(Structured figure records)
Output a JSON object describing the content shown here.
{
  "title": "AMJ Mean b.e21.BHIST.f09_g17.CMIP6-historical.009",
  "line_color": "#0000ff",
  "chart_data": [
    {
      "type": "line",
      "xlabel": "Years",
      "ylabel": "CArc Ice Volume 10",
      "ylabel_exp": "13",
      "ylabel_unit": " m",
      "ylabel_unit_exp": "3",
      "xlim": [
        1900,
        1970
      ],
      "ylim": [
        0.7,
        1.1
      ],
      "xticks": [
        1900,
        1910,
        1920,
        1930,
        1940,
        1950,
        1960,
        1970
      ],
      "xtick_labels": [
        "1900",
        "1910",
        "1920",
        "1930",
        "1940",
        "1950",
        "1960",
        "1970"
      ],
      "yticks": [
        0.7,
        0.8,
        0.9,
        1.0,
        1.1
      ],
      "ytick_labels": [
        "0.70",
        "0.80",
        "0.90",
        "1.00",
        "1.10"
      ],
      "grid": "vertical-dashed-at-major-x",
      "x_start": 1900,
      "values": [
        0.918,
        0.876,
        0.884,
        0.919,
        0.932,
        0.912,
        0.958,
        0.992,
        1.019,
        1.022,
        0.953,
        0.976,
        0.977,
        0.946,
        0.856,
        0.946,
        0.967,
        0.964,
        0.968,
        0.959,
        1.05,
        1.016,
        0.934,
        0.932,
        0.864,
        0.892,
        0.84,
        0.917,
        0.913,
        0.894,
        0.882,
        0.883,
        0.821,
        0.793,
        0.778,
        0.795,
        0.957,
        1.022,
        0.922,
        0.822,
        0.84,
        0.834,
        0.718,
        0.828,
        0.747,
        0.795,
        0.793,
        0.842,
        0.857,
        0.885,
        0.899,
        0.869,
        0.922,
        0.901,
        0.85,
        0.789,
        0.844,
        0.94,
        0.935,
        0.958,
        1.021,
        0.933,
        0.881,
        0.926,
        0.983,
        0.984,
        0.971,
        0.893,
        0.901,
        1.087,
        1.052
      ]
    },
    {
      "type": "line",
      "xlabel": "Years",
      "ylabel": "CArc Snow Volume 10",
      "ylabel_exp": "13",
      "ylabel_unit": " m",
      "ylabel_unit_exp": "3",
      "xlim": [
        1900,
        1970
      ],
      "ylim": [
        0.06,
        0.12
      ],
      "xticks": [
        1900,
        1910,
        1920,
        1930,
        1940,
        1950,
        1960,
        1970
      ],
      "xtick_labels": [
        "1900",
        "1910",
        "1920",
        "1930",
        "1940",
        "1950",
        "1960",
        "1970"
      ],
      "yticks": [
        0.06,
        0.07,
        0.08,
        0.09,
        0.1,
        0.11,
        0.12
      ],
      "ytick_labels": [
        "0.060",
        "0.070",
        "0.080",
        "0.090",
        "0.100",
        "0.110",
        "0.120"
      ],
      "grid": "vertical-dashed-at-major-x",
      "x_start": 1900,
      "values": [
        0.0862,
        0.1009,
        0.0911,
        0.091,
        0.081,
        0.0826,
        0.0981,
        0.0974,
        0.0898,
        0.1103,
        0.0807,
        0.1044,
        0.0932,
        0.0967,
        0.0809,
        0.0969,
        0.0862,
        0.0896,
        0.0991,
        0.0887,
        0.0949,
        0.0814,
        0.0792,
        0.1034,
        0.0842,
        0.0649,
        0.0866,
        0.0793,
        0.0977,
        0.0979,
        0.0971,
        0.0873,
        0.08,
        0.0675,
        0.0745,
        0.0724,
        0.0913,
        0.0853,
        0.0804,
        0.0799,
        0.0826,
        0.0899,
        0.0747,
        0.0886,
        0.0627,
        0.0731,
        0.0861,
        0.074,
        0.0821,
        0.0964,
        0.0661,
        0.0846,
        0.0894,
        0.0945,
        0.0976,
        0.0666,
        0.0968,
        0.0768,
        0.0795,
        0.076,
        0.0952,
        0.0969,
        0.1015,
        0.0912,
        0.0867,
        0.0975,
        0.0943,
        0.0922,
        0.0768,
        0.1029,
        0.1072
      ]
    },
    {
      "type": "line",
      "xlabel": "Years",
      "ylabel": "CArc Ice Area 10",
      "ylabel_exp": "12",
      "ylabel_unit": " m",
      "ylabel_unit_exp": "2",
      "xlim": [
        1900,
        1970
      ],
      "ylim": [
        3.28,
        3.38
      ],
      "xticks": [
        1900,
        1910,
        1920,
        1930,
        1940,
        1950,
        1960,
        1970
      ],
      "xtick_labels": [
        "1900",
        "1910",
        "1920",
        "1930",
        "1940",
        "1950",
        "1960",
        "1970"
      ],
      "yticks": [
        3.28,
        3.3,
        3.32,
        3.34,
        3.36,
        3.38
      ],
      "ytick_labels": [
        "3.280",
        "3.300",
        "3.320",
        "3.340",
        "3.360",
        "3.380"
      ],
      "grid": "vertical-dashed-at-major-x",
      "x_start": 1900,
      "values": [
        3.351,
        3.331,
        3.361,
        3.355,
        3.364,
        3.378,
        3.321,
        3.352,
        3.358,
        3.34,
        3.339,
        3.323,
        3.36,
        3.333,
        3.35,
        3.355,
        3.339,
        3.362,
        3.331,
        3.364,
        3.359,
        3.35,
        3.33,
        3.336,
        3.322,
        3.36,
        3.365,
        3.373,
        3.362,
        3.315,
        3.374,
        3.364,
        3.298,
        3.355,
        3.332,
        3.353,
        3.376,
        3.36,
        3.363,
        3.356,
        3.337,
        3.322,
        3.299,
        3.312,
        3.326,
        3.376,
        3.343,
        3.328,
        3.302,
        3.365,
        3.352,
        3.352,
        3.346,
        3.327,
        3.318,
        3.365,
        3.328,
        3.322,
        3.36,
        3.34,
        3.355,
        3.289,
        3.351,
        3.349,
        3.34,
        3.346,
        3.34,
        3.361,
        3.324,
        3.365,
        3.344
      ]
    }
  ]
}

### Written instruction
Retype the material in full. Each word must match.

### In response
Output a JSON object describing the content shown here.
{
  "title": "AMJ Mean b.e21.BHIST.f09_g17.CMIP6-historical.009",
  "line_color": "#0000ff",
  "chart_data": [
    {
      "type": "line",
      "xlabel": "Years",
      "ylabel": "CArc Ice Volume 10",
      "ylabel_exp": "13",
      "ylabel_unit": " m",
      "ylabel_unit_exp": "3",
      "xlim": [
        1900,
        1970
      ],
      "ylim": [
        0.7,
        1.1
      ],
      "xticks": [
        1900,
        1910,
        1920,
        1930,
        1940,
        1950,
        1960,
        1970
      ],
      "xtick_labels": [
        "1900",
        "1910",
        "1920",
        "1930",
        "1940",
        "1950",
        "1960",
        "1970"
      ],
      "yticks": [
        0.7,
        0.8,
        0.9,
        1.0,
        1.1
      ],
      "ytick_labels": [
        "0.70",
        "0.80",
        "0.90",
        "1.00",
        "1.10"
      ],
      "grid": "vertical-dashed-at-major-x",
      "x_start": 1900,
      "values": [
        0.918,
        0.876,
        0.884,
        0.919,
        0.932,
        0.912,
        0.958,
        0.992,
        1.019,
        1.022,
        0.953,
        0.976,
        0.977,
        0.946,
        0.856,
        0.946,
        0.967,
        0.964,
        0.968,
        0.959,
        1.05,
        1.016,
        0.934,
        0.932,
        0.864,
        0.892,
        0.84,
        0.917,
        0.913,
        0.894,
        0.882,
        0.883,
        0.821,
        0.793,
        0.778,
        0.795,
        0.957,
        1.022,
        0.922,
        0.822,
        0.84,
        0.834,
        0.718,
        0.828,
        0.747,
        0.795,
        0.793,
        0.842,
        0.857,
        0.885,
        0.899,
        0.869,
        0.922,
        0.901,
        0.85,
        0.789,
        0.844,
        0.94,
        0.935,
        0.958,
        1.021,
        0.933,
        0.881,
        0.926,
        0.983,
        0.984,
        0.971,
        0.893,
        0.901,
        1.087,
        1.052
      ]
    },
    {
      "type": "line",
      "xlabel": "Years",
      "ylabel": "CArc Snow Volume 10",
      "ylabel_exp": "13",
      "ylabel_unit": " m",
      "ylabel_unit_exp": "3",
      "xlim": [
        1900,
        1970
      ],
      "ylim": [
        0.06,
        0.12
      ],
      "xticks": [
        1900,
        1910,
        1920,
        1930,
        1940,
        1950,
        1960,
        1970
      ],
      "xtick_labels": [
        "1900",
        "1910",
        "1920",
        "1930",
        "1940",
        "1950",
        "1960",
        "1970"
      ],
      "yticks": [
        0.06,
        0.07,
        0.08,
        0.09,
        0.1,
        0.11,
        0.12
      ],
      "ytick_labels": [
        "0.060",
        "0.070",
        "0.080",
        "0.090",
        "0.100",
        "0.110",
        "0.120"
      ],
      "grid": "vertical-dashed-at-major-x",
      "x_start": 1900,
      "values": [
        0.0862,
        0.1009,
        0.0911,
        0.091,
        0.081,
        0.0826,
        0.0981,
        0.0974,
        0.0898,
        0.1103,
        0.0807,
        0.1044,
        0.0932,
        0.0967,
        0.0809,
        0.0969,
        0.0862,
        0.0896,
        0.0991,
        0.0887,
        0.0949,
        0.0814,
        0.0792,
        0.1034,
        0.0842,
        0.0649,
        0.0866,
        0.0793,
        0.0977,
        0.0979,
        0.0971,
        0.0873,
        0.08,
        0.0675,
        0.0745,
        0.0724,
        0.0913,
        0.0853,
        0.0804,
        0.0799,
        0.0826,
        0.0899,
        0.0747,
        0.0886,
        0.0627,
        0.0731,
        0.0861,
        0.074,
        0.0821,
        0.0964,
        0.0661,
        0.0846,
        0.0894,
        0.0945,
        0.0976,
        0.0666,
        0.0968,
        0.0768,
        0.0795,
        0.076,
        0.0952,
        0.0969,
        0.1015,
        0.0912,
        0.0867,
        0.0975,
        0.0943,
        0.0922,
        0.0768,
        0.1029,
        0.1072
      ]
    },
    {
      "type": "line",
      "xlabel": "Years",
      "ylabel": "CArc Ice Area 10",
      "ylabel_exp": "12",
      "ylabel_unit": " m",
      "ylabel_unit_exp": "2",
      "xlim": [
        1900,
        1970
      ],
      "ylim": [
        3.28,
        3.38
      ],
      "xticks": [
        1900,
        1910,
        1920,
        1930,
        1940,
        1950,
        1960,
        1970
      ],
      "xtick_labels": [
        "1900",
        "1910",
        "1920",
        "1930",
        "1940",
        "1950",
        "1960",
        "1970"
      ],
      "yticks": [
        3.28,
        3.3,
        3.32,
        3.34,
        3.36,
        3.38
      ],
      "ytick_labels": [
        "3.280",
        "3.300",
        "3.320",
        "3.340",
        "3.360",
        "3.380"
      ],
      "grid": "vertical-dashed-at-major-x",
      "x_start": 1900,
      "values": [
        3.351,
        3.331,
        3.361,
        3.355,
        3.364,
        3.378,
        3.321,
        3.352,
        3.358,
        3.34,
        3.339,
        3.323,
        3.36,
        3.333,
        3.35,
        3.355,
        3.339,
        3.362,
        3.331,
        3.364,
        3.359,
        3.35,
        3.33,
        3.336,
        3.322,
        3.36,
        3.365,
        3.373,
        3.362,
        3.315,
        3.374,
        3.364,
        3.298,
        3.355,
        3.332,
        3.353,
        3.376,
        3.36,
        3.363,
        3.356,
        3.337,
        3.322,
        3.299,
        3.312,
        3.326,
        3.376,
        3.343,
        3.328,
        3.302,
        3.365,
        3.352,
        3.352,
        3.346,
        3.327,
        3.318,
        3.365,
        3.328,
        3.322,
        3.36,
        3.34,
        3.355,
        3.289,
        3.351,
        3.349,
        3.34,
        3.346,
        3.34,
        3.361,
        3.324,
        3.365,
        3.344
      ]
    }
  ]
}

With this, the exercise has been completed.